» Problem
Output every entry exactly, from the first line to the last.

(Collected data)
"""

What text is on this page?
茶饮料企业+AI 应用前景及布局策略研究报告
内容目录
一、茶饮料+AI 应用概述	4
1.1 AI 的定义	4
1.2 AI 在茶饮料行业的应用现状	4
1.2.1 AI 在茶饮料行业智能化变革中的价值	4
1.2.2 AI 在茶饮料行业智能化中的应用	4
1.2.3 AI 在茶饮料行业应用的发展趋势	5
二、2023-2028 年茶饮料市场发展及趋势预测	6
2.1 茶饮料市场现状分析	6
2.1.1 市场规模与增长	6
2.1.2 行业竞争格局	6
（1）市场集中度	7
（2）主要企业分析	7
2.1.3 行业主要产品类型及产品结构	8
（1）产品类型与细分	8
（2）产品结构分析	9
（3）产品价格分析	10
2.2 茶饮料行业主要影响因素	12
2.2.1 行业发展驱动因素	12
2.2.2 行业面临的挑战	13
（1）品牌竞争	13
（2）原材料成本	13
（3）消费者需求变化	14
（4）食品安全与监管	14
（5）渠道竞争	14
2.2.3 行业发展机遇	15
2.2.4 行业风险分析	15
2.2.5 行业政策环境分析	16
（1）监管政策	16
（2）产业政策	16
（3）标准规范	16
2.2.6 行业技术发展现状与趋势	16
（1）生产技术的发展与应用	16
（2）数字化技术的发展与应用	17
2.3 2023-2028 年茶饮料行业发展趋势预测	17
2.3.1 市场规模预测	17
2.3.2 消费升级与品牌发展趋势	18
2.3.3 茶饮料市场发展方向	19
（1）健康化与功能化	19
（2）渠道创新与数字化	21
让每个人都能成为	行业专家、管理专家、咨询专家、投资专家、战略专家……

"""

» Output of the exercise
What text is on this page?
茶饮料企业+AI 应用前景及布局策略研究报告
内容目录
一、茶饮料+AI 应用概述	4
1.1 AI 的定义	4
1.2 AI 在茶饮料行业的应用现状	4
1.2.1 AI 在茶饮料行业智能化变革中的价值	4
1.2.2 AI 在茶饮料行业智能化中的应用	4
1.2.3 AI 在茶饮料行业应用的发展趋势	5
二、2023-2028 年茶饮料市场发展及趋势预测	6
2.1 茶饮料市场现状分析	6
2.1.1 市场规模与增长	6
2.1.2 行业竞争格局	6
（1）市场集中度	7
（2）主要企业分析	7
2.1.3 行业主要产品类型及产品结构	8
（1）产品类型与细分	8
（2）产品结构分析	9
（3）产品价格分析	10
2.2 茶饮料行业主要影响因素	12
2.2.1 行业发展驱动因素	12
2.2.2 行业面临的挑战	13
（1）品牌竞争	13
（2）原材料成本	13
（3）消费者需求变化	14
（4）食品安全与监管	14
（5）渠道竞争	14
2.2.3 行业发展机遇	15
2.2.4 行业风险分析	15
2.2.5 行业政策环境分析	16
（1）监管政策	16
（2）产业政策	16
（3）标准规范	16
2.2.6 行业技术发展现状与趋势	16
（1）生产技术的发展与应用	16
（2）数字化技术的发展与应用	17
2.3 2023-2028 年茶饮料行业发展趋势预测	17
2.3.1 市场规模预测	17
2.3.2 消费升级与品牌发展趋势	18
2.3.3 茶饮料市场发展方向	19
（1）健康化与功能化	19
（2）渠道创新与数字化	21
让每个人都能成为	行业专家、管理专家、咨询专家、投资专家、战略专家……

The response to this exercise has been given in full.